● RAW DATA
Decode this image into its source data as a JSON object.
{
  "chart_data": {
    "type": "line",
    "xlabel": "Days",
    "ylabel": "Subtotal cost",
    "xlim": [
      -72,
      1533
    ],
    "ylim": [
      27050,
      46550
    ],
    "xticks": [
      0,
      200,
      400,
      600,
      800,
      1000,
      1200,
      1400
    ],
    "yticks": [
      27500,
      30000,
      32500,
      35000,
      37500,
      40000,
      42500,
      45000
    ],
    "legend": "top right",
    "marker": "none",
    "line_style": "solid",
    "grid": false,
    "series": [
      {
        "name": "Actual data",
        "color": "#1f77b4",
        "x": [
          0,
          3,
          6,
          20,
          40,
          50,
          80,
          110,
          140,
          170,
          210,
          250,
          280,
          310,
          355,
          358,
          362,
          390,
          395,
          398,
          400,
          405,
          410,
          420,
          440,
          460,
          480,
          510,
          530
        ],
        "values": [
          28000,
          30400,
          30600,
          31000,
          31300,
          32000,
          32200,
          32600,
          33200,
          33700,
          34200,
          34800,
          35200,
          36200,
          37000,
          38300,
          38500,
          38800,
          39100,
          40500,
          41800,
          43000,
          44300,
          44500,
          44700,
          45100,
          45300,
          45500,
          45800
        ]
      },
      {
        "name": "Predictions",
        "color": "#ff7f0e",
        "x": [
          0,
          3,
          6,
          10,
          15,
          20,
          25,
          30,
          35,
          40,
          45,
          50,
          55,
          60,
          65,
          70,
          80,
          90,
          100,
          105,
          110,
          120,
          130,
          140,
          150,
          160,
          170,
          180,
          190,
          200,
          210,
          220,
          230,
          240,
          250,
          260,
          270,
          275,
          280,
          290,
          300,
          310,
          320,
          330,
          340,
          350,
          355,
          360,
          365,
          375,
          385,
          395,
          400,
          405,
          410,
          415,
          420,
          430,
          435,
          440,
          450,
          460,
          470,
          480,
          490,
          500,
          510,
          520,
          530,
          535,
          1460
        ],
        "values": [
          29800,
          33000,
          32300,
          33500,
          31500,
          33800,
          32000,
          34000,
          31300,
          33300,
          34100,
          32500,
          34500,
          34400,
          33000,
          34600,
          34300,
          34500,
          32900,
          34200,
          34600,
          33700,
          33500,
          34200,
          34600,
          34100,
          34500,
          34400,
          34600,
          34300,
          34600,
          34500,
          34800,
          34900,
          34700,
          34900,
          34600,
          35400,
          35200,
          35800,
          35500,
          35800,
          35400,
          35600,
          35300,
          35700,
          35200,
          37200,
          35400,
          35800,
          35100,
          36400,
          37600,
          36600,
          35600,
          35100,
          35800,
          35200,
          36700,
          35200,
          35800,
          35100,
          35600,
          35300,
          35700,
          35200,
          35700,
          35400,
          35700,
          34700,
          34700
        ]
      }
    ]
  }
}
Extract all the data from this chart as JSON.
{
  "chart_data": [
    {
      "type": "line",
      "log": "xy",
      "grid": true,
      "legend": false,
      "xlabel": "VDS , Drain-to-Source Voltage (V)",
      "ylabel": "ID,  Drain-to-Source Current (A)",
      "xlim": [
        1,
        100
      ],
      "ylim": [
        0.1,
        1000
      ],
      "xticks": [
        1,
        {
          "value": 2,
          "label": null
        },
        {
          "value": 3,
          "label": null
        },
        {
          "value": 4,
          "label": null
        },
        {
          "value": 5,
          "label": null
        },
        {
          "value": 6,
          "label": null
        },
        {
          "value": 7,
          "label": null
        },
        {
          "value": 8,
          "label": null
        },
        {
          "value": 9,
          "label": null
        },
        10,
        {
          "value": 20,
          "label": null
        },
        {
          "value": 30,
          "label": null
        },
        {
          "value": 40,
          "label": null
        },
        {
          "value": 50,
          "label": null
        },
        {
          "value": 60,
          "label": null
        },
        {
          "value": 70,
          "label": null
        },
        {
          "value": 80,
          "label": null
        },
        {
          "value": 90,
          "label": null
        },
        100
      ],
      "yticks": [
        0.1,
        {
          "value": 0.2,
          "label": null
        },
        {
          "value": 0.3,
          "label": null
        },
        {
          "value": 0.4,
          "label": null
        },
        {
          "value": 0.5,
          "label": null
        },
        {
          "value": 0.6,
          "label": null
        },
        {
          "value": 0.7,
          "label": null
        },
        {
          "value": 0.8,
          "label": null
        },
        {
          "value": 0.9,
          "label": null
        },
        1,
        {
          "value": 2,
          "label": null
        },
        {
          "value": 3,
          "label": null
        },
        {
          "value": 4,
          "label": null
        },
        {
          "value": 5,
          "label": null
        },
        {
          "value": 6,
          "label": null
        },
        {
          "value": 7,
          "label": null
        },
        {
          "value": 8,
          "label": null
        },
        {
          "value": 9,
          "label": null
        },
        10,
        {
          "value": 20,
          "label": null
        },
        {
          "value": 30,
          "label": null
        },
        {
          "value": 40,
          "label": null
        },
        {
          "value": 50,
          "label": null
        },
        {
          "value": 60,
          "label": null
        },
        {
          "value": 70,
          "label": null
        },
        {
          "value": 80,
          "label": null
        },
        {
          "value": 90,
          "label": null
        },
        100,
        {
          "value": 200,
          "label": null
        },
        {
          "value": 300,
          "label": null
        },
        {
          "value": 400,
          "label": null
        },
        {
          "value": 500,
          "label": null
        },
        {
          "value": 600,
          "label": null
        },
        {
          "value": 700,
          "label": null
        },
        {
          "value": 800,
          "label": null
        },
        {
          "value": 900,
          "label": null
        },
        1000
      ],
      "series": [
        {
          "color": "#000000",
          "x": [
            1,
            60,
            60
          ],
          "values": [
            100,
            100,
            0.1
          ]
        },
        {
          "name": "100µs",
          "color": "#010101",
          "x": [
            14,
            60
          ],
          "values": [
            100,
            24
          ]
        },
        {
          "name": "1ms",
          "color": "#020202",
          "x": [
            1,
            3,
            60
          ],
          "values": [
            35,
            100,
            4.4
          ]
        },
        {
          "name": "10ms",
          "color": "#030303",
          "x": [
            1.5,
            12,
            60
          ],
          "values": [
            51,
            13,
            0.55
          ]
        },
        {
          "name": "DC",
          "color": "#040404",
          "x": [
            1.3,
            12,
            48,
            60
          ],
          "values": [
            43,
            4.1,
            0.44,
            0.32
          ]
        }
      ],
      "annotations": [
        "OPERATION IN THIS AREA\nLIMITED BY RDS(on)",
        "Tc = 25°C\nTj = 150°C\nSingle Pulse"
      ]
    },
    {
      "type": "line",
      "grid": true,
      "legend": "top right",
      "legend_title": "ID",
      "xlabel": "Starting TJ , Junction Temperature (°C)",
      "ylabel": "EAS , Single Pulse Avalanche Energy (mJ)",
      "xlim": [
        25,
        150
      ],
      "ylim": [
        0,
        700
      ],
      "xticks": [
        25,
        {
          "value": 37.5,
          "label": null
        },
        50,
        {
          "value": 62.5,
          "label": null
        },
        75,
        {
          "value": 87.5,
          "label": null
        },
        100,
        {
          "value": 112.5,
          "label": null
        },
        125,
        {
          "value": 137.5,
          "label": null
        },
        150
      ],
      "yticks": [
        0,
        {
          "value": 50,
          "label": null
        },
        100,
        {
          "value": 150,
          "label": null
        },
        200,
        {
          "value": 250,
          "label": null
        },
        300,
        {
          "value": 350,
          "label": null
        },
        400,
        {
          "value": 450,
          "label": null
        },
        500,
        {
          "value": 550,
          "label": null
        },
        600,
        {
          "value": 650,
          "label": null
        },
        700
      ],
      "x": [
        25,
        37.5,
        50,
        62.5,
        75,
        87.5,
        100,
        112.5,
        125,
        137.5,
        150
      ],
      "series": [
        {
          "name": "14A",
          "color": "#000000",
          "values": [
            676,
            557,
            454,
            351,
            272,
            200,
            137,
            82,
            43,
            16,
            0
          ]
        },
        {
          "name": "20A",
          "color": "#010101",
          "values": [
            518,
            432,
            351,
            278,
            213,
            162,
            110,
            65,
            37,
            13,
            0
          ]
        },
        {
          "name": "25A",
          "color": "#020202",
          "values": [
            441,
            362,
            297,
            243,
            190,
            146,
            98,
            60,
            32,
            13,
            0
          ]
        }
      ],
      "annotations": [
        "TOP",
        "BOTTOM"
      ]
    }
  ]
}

● WHAT THE TASK ASKS
Locate the lines above that hold the word "Drain". Show every one of them.

● TASK OUTPUT
      "xlabel": "VDS , Drain-to-Source Voltage (V)",
      "ylabel": "ID,  Drain-to-Source Current (A)",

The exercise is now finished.